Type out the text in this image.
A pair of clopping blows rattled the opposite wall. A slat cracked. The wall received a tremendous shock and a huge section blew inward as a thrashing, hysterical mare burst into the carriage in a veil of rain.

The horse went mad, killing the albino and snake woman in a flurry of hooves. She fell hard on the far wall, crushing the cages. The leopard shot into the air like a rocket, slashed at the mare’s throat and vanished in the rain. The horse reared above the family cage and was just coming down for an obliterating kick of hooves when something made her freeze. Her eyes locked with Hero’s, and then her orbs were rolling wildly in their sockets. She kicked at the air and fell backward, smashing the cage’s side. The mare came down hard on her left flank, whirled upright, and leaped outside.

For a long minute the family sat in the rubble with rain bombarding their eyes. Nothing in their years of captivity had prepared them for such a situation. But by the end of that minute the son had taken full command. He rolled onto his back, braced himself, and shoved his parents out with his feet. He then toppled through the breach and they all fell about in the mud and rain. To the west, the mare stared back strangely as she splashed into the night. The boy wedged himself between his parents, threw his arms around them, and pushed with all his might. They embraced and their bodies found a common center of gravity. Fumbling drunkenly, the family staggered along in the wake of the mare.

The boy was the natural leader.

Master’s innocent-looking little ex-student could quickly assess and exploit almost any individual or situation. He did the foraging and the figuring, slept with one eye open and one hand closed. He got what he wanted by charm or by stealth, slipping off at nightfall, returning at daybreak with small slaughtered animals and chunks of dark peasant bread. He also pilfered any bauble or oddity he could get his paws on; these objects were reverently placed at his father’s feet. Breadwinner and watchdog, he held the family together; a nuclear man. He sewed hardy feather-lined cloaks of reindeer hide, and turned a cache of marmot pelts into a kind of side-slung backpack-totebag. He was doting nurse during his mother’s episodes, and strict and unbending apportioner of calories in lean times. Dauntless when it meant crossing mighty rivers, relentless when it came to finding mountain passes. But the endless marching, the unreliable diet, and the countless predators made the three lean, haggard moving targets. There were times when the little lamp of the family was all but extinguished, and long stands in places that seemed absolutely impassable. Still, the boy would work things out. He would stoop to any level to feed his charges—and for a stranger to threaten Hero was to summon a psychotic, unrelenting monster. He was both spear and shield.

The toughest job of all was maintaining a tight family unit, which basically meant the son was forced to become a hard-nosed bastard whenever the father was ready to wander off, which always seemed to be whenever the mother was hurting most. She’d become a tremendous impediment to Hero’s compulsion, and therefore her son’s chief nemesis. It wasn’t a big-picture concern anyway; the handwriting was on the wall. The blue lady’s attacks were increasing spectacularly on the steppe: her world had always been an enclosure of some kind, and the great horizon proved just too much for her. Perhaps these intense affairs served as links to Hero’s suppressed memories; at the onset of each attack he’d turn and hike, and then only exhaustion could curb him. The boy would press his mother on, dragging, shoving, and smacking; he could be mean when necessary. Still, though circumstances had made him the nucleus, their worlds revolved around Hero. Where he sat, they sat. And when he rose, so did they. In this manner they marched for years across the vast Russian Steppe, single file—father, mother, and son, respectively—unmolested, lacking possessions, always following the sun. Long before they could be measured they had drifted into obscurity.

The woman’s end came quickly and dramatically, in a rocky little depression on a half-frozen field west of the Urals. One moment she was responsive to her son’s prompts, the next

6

= = = = =

> **Task prompt**
Lines from the records above that hold "woman" are the ones to list.

> **Worked answer**
The horse went mad, killing the albino and snake woman in a flurry of hooves. She fell hard on the far wall, crushing the cages. The leopard shot into the air like a rocket, slashed at the mare’s throat and vanished in the rain. The horse reared above the family cage and was just coming down for an obliterating kick of hooves when something made her freeze. Her eyes locked with Hero’s, and then her orbs were rolling wildly in their sockets. She kicked at the air and fell backward, smashing the cage’s side. The mare came down hard on her left flank, whirled upright, and leaped outside.
The woman’s end came quickly and dramatically, in a rocky little depression on a half-frozen field west of the Urals. One moment she was responsive to her son’s prompts, the next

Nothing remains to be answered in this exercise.